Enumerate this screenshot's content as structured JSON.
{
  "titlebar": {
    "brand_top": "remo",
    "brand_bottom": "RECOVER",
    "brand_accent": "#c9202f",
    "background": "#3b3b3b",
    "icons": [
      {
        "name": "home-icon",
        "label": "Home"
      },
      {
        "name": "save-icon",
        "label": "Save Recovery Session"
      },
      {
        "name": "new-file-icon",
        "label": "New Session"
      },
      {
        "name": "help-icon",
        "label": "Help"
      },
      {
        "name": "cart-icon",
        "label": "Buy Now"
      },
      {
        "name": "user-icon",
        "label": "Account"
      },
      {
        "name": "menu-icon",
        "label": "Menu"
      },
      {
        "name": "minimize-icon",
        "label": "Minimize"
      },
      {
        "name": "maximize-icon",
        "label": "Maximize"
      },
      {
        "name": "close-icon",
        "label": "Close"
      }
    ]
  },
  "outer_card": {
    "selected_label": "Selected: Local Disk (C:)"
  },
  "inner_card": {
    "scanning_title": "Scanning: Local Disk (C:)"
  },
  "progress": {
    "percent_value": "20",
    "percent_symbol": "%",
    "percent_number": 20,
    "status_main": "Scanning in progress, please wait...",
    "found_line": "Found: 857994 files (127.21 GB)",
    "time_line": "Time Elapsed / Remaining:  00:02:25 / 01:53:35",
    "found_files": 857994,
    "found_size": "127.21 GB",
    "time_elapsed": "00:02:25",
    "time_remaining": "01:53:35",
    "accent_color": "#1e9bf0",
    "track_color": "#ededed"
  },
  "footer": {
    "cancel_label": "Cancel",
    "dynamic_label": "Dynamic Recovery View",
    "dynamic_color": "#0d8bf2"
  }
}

◆ ◆ ◆

### EXERCISE DETAILS
Locate all lines that include the word "Session" and copy them out.

### REPLY
        "label": "Save Recovery Session"
        "label": "New Session"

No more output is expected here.